(Dataset entries)
* begin *

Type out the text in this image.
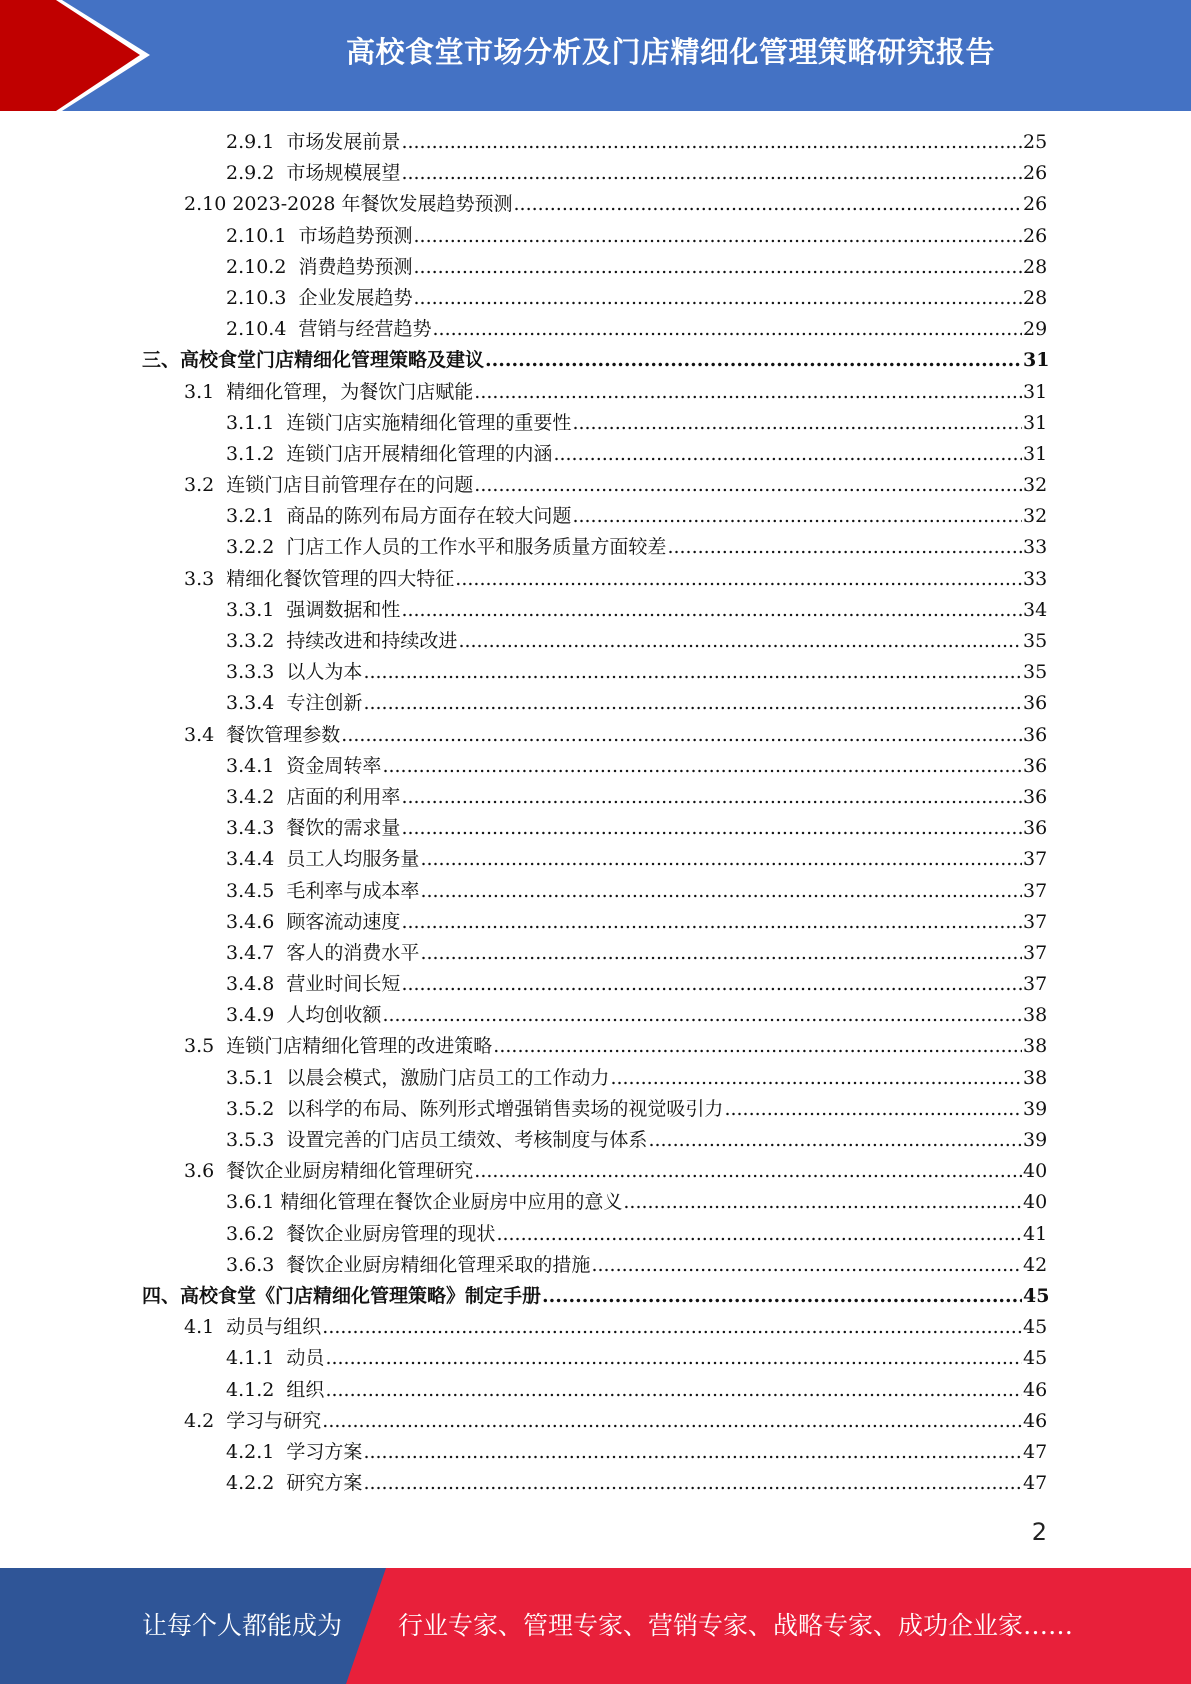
高校食堂市场分析及门店精细化管理策略研究报告
2.9.1  市场发展前景 .....	25
2.9.2  市场规模展望 .....	26
2.10 2023-2028 年餐饮发展趋势预测 .....	26
2.10.1  市场趋势预测 .....	26
2.10.2  消费趋势预测 .....	28
2.10.3  企业发展趋势 .....	28
2.10.4  营销与经营趋势 .....	29
三、高校食堂门店精细化管理策略及建议 .....	31
3.1  精细化管理，为餐饮门店赋能 .....	31
3.1.1  连锁门店实施精细化管理的重要性 .....	31
3.1.2  连锁门店开展精细化管理的内涵 .....	31
3.2  连锁门店目前管理存在的问题 .....	32
3.2.1  商品的陈列布局方面存在较大问题 .....	32
3.2.2  门店工作人员的工作水平和服务质量方面较差 .....	33
3.3  精细化餐饮管理的四大特征 .....	33
3.3.1  强调数据和性 .....	34
3.3.2  持续改进和持续改进 .....	35
3.3.3  以人为本 .....	35
3.3.4  专注创新 .....	36
3.4  餐饮管理参数 .....	36
3.4.1  资金周转率 .....	36
3.4.2  店面的利用率 .....	36
3.4.3  餐饮的需求量 .....	36
3.4.4  员工人均服务量 .....	37
3.4.5  毛利率与成本率 .....	37
3.4.6  顾客流动速度 .....	37
3.4.7  客人的消费水平 .....	37
3.4.8  营业时间长短 .....	37
3.4.9  人均创收额 .....	38
3.5  连锁门店精细化管理的改进策略 .....	38
3.5.1  以晨会模式，激励门店员工的工作动力 .....	38
3.5.2  以科学的布局、陈列形式增强销售卖场的视觉吸引力 .....	39
3.5.3  设置完善的门店员工绩效、考核制度与体系 .....	39
3.6  餐饮企业厨房精细化管理研究 .....	40
3.6.1 精细化管理在餐饮企业厨房中应用的意义 .....	40
3.6.2  餐饮企业厨房管理的现状 .....	41
3.6.3  餐饮企业厨房精细化管理采取的措施 .....	42
四、高校食堂《门店精细化管理策略》制定手册 .....	45
4.1  动员与组织 .....	45
4.1.1  动员 .....	45
4.1.2  组织 .....	46
4.2  学习与研究 .....	46
4.2.1  学习方案 .....	47
4.2.2  研究方案 .....	47
2
让每个人都能成为 行业专家、管理专家、营销专家、战略专家、成功企业家……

* end *

Work to do: Copy every entry word for word, but omit the pictures.

Problem solution:
Type out the text in this image.
高校食堂市场分析及门店精细化管理策略研究报告
2.9.1  市场发展前景 .....	25
2.9.2  市场规模展望 .....	26
2.10 2023-2028 年餐饮发展趋势预测 .....	26
2.10.1  市场趋势预测 .....	26
2.10.2  消费趋势预测 .....	28
2.10.3  企业发展趋势 .....	28
2.10.4  营销与经营趋势 .....	29
三、高校食堂门店精细化管理策略及建议 .....	31
3.1  精细化管理，为餐饮门店赋能 .....	31
3.1.1  连锁门店实施精细化管理的重要性 .....	31
3.1.2  连锁门店开展精细化管理的内涵 .....	31
3.2  连锁门店目前管理存在的问题 .....	32
3.2.1  商品的陈列布局方面存在较大问题 .....	32
3.2.2  门店工作人员的工作水平和服务质量方面较差 .....	33
3.3  精细化餐饮管理的四大特征 .....	33
3.3.1  强调数据和性 .....	34
3.3.2  持续改进和持续改进 .....	35
3.3.3  以人为本 .....	35
3.3.4  专注创新 .....	36
3.4  餐饮管理参数 .....	36
3.4.1  资金周转率 .....	36
3.4.2  店面的利用率 .....	36
3.4.3  餐饮的需求量 .....	36
3.4.4  员工人均服务量 .....	37
3.4.5  毛利率与成本率 .....	37
3.4.6  顾客流动速度 .....	37
3.4.7  客人的消费水平 .....	37
3.4.8  营业时间长短 .....	37
3.4.9  人均创收额 .....	38
3.5  连锁门店精细化管理的改进策略 .....	38
3.5.1  以晨会模式，激励门店员工的工作动力 .....	38
3.5.2  以科学的布局、陈列形式增强销售卖场的视觉吸引力 .....	39
3.5.3  设置完善的门店员工绩效、考核制度与体系 .....	39
3.6  餐饮企业厨房精细化管理研究 .....	40
3.6.1 精细化管理在餐饮企业厨房中应用的意义 .....	40
3.6.2  餐饮企业厨房管理的现状 .....	41
3.6.3  餐饮企业厨房精细化管理采取的措施 .....	42
四、高校食堂《门店精细化管理策略》制定手册 .....	45
4.1  动员与组织 .....	45
4.1.1  动员 .....	45
4.1.2  组织 .....	46
4.2  学习与研究 .....	46
4.2.1  学习方案 .....	47
4.2.2  研究方案 .....	47
2
让每个人都能成为 行业专家、管理专家、营销专家、战略专家、成功企业家……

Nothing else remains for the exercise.